PROBLEM STATEMENT -
Lines containing the word "time" are to be located and copied.

RECORD EXTRACTS -

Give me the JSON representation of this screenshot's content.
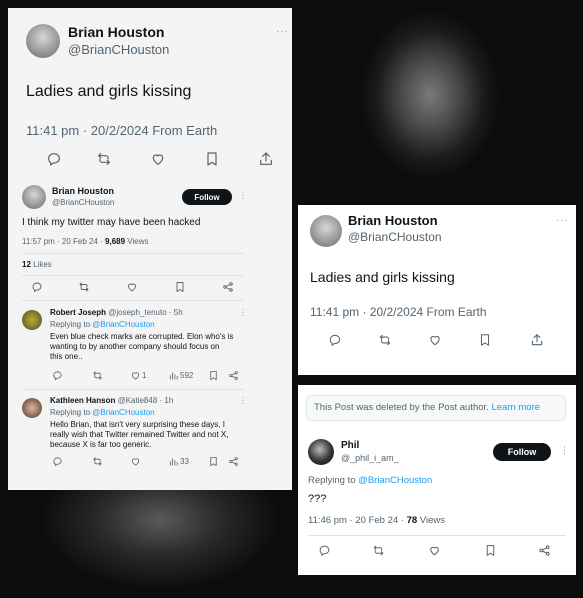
{
  "tweet1": {
    "name": "Brian Houston",
    "handle": "@BrianCHouston",
    "text": "Ladies and girls kissing",
    "time": "11:41 pm · 20/2/2024 From Earth"
  },
  "tweet2": {
    "name": "Brian Houston",
    "handle": "@BrianCHouston",
    "follow": "Follow",
    "text": "I think my twitter may have been hacked",
    "time": "11:57 pm · 20 Feb 24 · ",
    "views_count": "9,689",
    "views_label": " Views",
    "likes_count": "12",
    "likes_label": " Likes"
  },
  "replies": [
    {
      "name": "Robert Joseph",
      "meta": "@joseph_tenuto · 5h",
      "replying_prefix": "Replying to ",
      "replying_handle": "@BrianCHouston",
      "text_line1": "Even blue check marks are corrupted. Elon who's is",
      "text_line2": "wanting to by another company should focus on",
      "text_line3": "this one..",
      "likes": "1",
      "views": "592"
    },
    {
      "name": "Kathleen Hanson",
      "meta": "@Katie848 · 1h",
      "replying_prefix": "Replying to ",
      "replying_handle": "@BrianCHouston",
      "text_line1": "Hello Brian, that isn't very surprising these days, I",
      "text_line2": "really wish that Twitter remained Twitter and not X,",
      "text_line3": "because X is far too generic.",
      "views": "33"
    }
  ],
  "tweet3": {
    "name": "Brian Houston",
    "handle": "@BrianCHouston",
    "text": "Ladies and girls kissing",
    "time": "11:41 pm · 20/2/2024 From Earth"
  },
  "tweet4": {
    "deleted_notice": "This Post was deleted by the Post author.",
    "learn_more": "Learn more",
    "name": "Phil",
    "handle": "@_phil_i_am_",
    "follow": "Follow",
    "replying_prefix": "Replying to ",
    "replying_handle": "@BrianCHouston",
    "text": "???",
    "time": "11:46 pm · 20 Feb 24 · ",
    "views_count": "78",
    "views_label": " Views"
  },
  "icons": [
    "reply-icon",
    "retweet-icon",
    "like-icon",
    "bookmark-icon",
    "share-icon",
    "views-icon",
    "more-icon"
  ],
  "colors": {
    "link": "#1d9bf0",
    "text": "#0f1419",
    "secondary": "#536471",
    "background": "#0c0c0c"
  }
}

TASK ANSWER -
    "time": "11:41 pm · 20/2/2024 From Earth"
    "time": "11:57 pm · 20 Feb 24 · ",
    "time": "11:41 pm · 20/2/2024 From Earth"
    "time": "11:46 pm · 20 Feb 24 · ",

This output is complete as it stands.